§ **What is needed**
Go through the records and show each line where the word "пресс" occurs.

☆ ☆ ☆

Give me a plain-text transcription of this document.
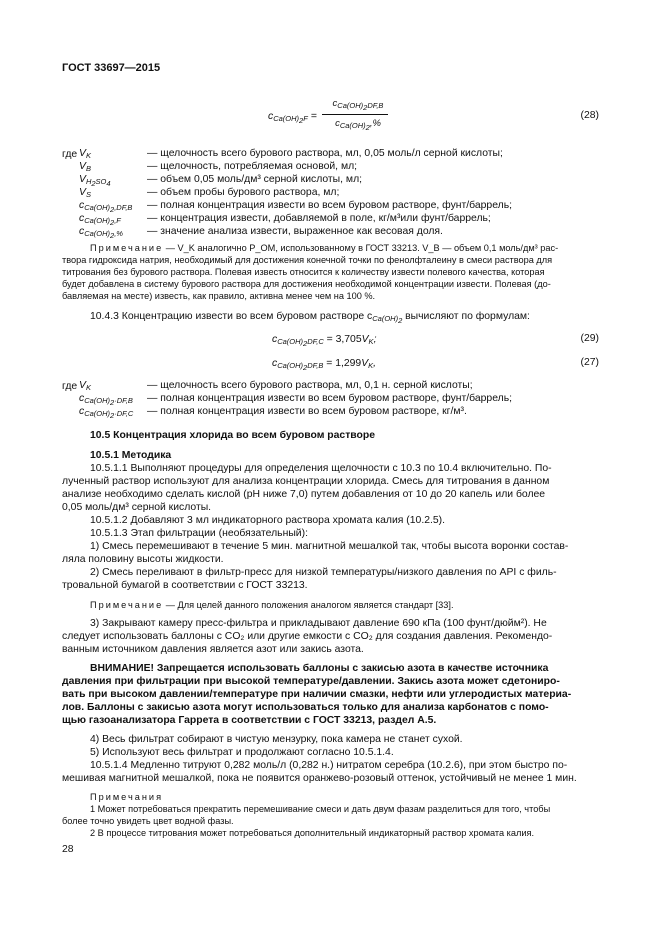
ГОСТ 33697—2015
$c_{Ca(OH)_2F}$ =
$c_{Ca(OH)_2DF,B}$
$c_{Ca(OH)_2},\%$
(28)
где $V_K$	— щелочность всего бурового раствора, мл, 0,05 моль/л серной кислоты;
$V_B$	— щелочность, потребляемая основой, мл;
$V_{H_2SO_4}$	— объем 0,05 моль/дм³ серной кислоты, мл;
$V_S$	— объем пробы бурового раствора, мл;
$c_{Ca(OH)_2,DF,B}$ — полная концентрация извести во всем буровом растворе, фунт/баррель;
$c_{Ca(OH)_2,F}$	— концентрация извести, добавляемой в поле, кг/м³или фунт/баррель;
$c_{Ca(OH)_2,\%}$ — значение анализа извести, выраженное как весовая доля.
Примечание — V_K аналогично P_OM, использованному в ГОСТ 33213. V_B — объем 0,1 моль/дм³ рас-
твора гидроксида натрия, необходимый для достижения конечной точки по фенолфталеину в смеси раствора для
титрования без бурового раствора. Полевая известь относится к количеству извести полевого качества, которая
будет добавлена в систему бурового раствора для достижения необходимой концентрации извести. Полевая (до-
бавляемая на месте) известь, как правило, активна менее чем на 100 %.
10.4.3 Концентрацию извести во всем буровом растворе $c_{Ca(OH)_2}$ вычисляют по формулам:
$c_{Ca(OH)_2DF,C} = 3,705V_K$;	(29)
$c_{Ca(OH)_2DF,B} = 1,299V_K$,	(27)
где $V_K$	— щелочность всего бурового раствора, мл, 0,1 н. серной кислоты;
$c_{Ca(OH)_2\cdot DF,B}$ — полная концентрация извести во всем буровом растворе, фунт/баррель;
$c_{Ca(OH)_2\cdot DF,C}$ — полная концентрация извести во всем буровом растворе, кг/м³.
10.5 Концентрация хлорида во всем буровом растворе
10.5.1 Методика
10.5.1.1 Выполняют процедуры для определения щелочности с 10.3 по 10.4 включительно. По-
лученный раствор используют для анализа концентрации хлорида. Смесь для титрования в данном
анализе необходимо сделать кислой (pH ниже 7,0) путем добавления от 10 до 20 капель или более
0,05 моль/дм³ серной кислоты.
10.5.1.2 Добавляют 3 мл индикаторного раствора хромата калия (10.2.5).
10.5.1.3 Этап фильтрации (необязательный):
1) Смесь перемешивают в течение 5 мин. магнитной мешалкой так, чтобы высота воронки состав-
ляла половину высоты жидкости.
2) Смесь переливают в фильтр-пресс для низкой температуры/низкого давления по API с филь-
тровальной бумагой в соответствии с ГОСТ 33213.
Примечание — Для целей данного положения аналогом является стандарт [33].
3) Закрывают камеру пресс-фильтра и прикладывают давление 690 кПа (100 фунт/дюйм²). Не
следует использовать баллоны с CO₂ или другие емкости с CO₂ для создания давления. Рекомендо-
ванным источником давления является азот или закись азота.
ВНИМАНИЕ! Запрещается использовать баллоны с закисью азота в качестве источника
давления при фильтрации при высокой температуре/давлении. Закись азота может сдетониро-
вать при высоком давлении/температуре при наличии смазки, нефти или углеродистых материа-
лов. Баллоны с закисью азота могут использоваться только для анализа карбонатов с помо-
щью газоанализатора Гаррета в соответствии с ГОСТ 33213, раздел А.5.
4) Весь фильтрат собирают в чистую мензурку, пока камера не станет сухой.
5) Используют весь фильтрат и продолжают согласно 10.5.1.4.
10.5.1.4 Медленно титруют 0,282 моль/л (0,282 н.) нитратом серебра (10.2.6), при этом быстро по-
мешивая магнитной мешалкой, пока не появится оранжево-розовый оттенок, устойчивый не менее 1 мин.
Примечания
1 Может потребоваться прекратить перемешивание смеси и дать двум фазам разделиться для того, чтобы
более точно увидеть цвет водной фазы.
2 В процессе титрования может потребоваться дополнительный индикаторный раствор хромата калия.
28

☆ ☆ ☆

§ **Exercise response**
2) Смесь переливают в фильтр-пресс для низкой температуры/низкого давления по API с филь-
3) Закрывают камеру пресс-фильтра и прикладывают давление 690 кПа (100 фунт/дюйм²). Не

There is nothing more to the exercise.